# INSTRUCTIONS FOR THE TASK
Reply with only the number of lines that contain the string "this".

# RECORD EXCERPTS
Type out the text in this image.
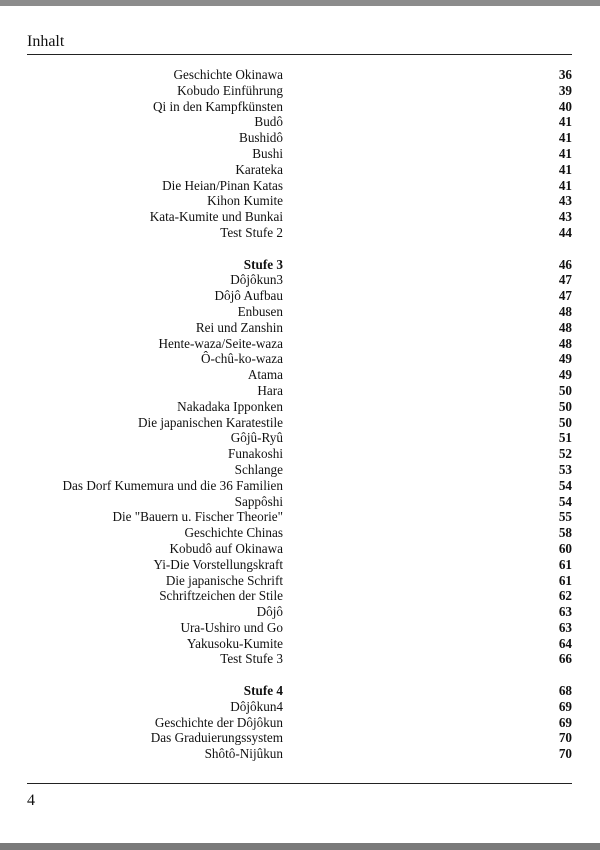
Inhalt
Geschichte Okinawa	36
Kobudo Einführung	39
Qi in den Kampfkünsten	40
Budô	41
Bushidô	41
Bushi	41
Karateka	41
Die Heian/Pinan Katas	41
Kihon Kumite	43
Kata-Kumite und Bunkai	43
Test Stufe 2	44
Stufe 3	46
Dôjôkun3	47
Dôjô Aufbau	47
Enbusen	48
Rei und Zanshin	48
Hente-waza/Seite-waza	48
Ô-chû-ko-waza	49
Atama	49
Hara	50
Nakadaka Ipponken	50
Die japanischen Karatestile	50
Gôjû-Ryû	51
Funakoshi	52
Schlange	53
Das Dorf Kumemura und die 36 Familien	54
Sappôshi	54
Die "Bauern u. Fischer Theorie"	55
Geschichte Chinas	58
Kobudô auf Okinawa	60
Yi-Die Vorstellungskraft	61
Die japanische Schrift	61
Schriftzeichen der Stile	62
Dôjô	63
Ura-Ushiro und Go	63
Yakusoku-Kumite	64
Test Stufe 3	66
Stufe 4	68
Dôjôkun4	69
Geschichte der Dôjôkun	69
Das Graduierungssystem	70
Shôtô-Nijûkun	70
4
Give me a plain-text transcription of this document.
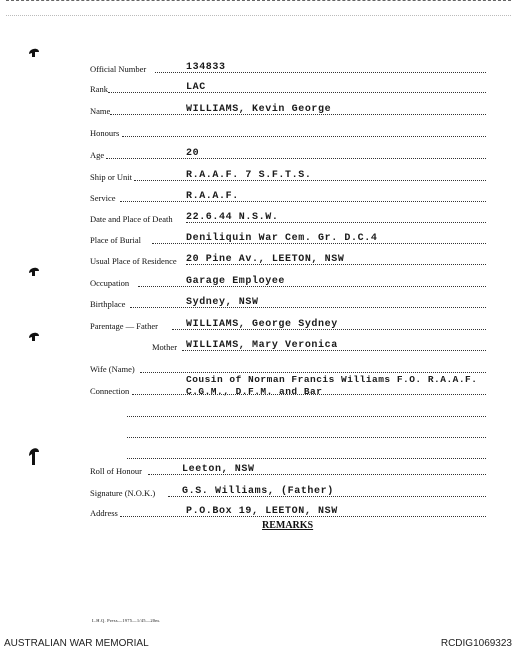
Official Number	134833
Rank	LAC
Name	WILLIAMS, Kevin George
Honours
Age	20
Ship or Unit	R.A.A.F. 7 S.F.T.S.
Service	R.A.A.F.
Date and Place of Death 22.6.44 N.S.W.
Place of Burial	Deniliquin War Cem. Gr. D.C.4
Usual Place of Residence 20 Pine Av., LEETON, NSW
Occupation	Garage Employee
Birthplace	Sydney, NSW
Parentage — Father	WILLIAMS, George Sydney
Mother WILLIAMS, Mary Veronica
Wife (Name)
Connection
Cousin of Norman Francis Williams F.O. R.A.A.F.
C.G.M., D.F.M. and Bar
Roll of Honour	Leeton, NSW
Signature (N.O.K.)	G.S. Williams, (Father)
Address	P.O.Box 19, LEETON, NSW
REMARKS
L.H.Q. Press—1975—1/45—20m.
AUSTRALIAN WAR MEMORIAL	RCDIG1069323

# FINAL ANSWER
2